__Stored data entries__:
○ ○ ○ ○ ○ ○ ○
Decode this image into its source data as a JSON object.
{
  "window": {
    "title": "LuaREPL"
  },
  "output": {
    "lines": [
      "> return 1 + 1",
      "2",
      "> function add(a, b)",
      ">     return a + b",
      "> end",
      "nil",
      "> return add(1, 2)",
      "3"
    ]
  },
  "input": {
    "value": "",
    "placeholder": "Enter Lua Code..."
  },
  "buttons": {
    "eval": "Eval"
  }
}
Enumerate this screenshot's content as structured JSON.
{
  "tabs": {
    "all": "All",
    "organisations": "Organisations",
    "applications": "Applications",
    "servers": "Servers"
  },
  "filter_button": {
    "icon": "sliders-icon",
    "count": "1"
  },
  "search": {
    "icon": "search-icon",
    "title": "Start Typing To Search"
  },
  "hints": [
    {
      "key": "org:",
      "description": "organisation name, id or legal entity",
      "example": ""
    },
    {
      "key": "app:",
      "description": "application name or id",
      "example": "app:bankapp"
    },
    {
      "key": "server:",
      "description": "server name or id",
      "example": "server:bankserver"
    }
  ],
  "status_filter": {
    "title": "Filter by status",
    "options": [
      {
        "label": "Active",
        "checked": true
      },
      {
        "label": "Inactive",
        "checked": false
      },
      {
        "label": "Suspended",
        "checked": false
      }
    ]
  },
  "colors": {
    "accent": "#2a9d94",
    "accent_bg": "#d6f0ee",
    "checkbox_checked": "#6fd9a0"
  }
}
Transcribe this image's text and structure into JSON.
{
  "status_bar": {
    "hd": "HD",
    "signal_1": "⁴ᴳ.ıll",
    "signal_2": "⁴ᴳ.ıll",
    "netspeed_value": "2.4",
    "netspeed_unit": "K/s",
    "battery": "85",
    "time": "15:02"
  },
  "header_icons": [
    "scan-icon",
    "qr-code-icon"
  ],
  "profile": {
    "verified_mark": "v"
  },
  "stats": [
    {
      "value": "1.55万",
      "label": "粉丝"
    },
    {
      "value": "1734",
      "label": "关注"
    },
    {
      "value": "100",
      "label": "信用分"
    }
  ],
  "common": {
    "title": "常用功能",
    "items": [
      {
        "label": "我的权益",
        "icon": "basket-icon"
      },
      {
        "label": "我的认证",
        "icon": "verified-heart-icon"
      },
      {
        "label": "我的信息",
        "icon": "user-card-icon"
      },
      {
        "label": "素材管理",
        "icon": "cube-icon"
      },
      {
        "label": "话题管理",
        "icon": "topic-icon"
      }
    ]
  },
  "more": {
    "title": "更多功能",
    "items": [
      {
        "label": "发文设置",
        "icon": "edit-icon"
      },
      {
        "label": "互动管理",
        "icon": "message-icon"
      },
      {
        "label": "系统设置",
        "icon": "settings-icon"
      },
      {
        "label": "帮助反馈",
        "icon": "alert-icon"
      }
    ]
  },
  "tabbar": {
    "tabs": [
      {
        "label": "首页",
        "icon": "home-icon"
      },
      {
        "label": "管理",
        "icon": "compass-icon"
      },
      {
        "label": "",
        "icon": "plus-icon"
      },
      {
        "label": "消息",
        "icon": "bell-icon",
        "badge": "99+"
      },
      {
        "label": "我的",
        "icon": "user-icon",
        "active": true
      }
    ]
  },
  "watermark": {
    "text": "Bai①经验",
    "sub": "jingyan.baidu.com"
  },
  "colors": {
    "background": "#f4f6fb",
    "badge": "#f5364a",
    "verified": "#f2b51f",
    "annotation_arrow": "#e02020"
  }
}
○ ○ ○ ○ ○ ○ ○
__Set problem__: Produce an exact copy of all the records.

__Output for this task__:
Decode this image into its source data as a JSON object.
{
  "window": {
    "title": "LuaREPL"
  },
  "output": {
    "lines": [
      "> return 1 + 1",
      "2",
      "> function add(a, b)",
      ">     return a + b",
      "> end",
      "nil",
      "> return add(1, 2)",
      "3"
    ]
  },
  "input": {
    "value": "",
    "placeholder": "Enter Lua Code..."
  },
  "buttons": {
    "eval": "Eval"
  }
}
Enumerate this screenshot's content as structured JSON.
{
  "tabs": {
    "all": "All",
    "organisations": "Organisations",
    "applications": "Applications",
    "servers": "Servers"
  },
  "filter_button": {
    "icon": "sliders-icon",
    "count": "1"
  },
  "search": {
    "icon": "search-icon",
    "title": "Start Typing To Search"
  },
  "hints": [
    {
      "key": "org:",
      "description": "organisation name, id or legal entity",
      "example": ""
    },
    {
      "key": "app:",
      "description": "application name or id",
      "example": "app:bankapp"
    },
    {
      "key": "server:",
      "description": "server name or id",
      "example": "server:bankserver"
    }
  ],
  "status_filter": {
    "title": "Filter by status",
    "options": [
      {
        "label": "Active",
        "checked": true
      },
      {
        "label": "Inactive",
        "checked": false
      },
      {
        "label": "Suspended",
        "checked": false
      }
    ]
  },
  "colors": {
    "accent": "#2a9d94",
    "accent_bg": "#d6f0ee",
    "checkbox_checked": "#6fd9a0"
  }
}
Transcribe this image's text and structure into JSON.
{
  "status_bar": {
    "hd": "HD",
    "signal_1": "⁴ᴳ.ıll",
    "signal_2": "⁴ᴳ.ıll",
    "netspeed_value": "2.4",
    "netspeed_unit": "K/s",
    "battery": "85",
    "time": "15:02"
  },
  "header_icons": [
    "scan-icon",
    "qr-code-icon"
  ],
  "profile": {
    "verified_mark": "v"
  },
  "stats": [
    {
      "value": "1.55万",
      "label": "粉丝"
    },
    {
      "value": "1734",
      "label": "关注"
    },
    {
      "value": "100",
      "label": "信用分"
    }
  ],
  "common": {
    "title": "常用功能",
    "items": [
      {
        "label": "我的权益",
        "icon": "basket-icon"
      },
      {
        "label": "我的认证",
        "icon": "verified-heart-icon"
      },
      {
        "label": "我的信息",
        "icon": "user-card-icon"
      },
      {
        "label": "素材管理",
        "icon": "cube-icon"
      },
      {
        "label": "话题管理",
        "icon": "topic-icon"
      }
    ]
  },
  "more": {
    "title": "更多功能",
    "items": [
      {
        "label": "发文设置",
        "icon": "edit-icon"
      },
      {
        "label": "互动管理",
        "icon": "message-icon"
      },
      {
        "label": "系统设置",
        "icon": "settings-icon"
      },
      {
        "label": "帮助反馈",
        "icon": "alert-icon"
      }
    ]
  },
  "tabbar": {
    "tabs": [
      {
        "label": "首页",
        "icon": "home-icon"
      },
      {
        "label": "管理",
        "icon": "compass-icon"
      },
      {
        "label": "",
        "icon": "plus-icon"
      },
      {
        "label": "消息",
        "icon": "bell-icon",
        "badge": "99+"
      },
      {
        "label": "我的",
        "icon": "user-icon",
        "active": true
      }
    ]
  },
  "watermark": {
    "text": "Bai①经验",
    "sub": "jingyan.baidu.com"
  },
  "colors": {
    "background": "#f4f6fb",
    "badge": "#f5364a",
    "verified": "#f2b51f",
    "annotation_arrow": "#e02020"
  }
}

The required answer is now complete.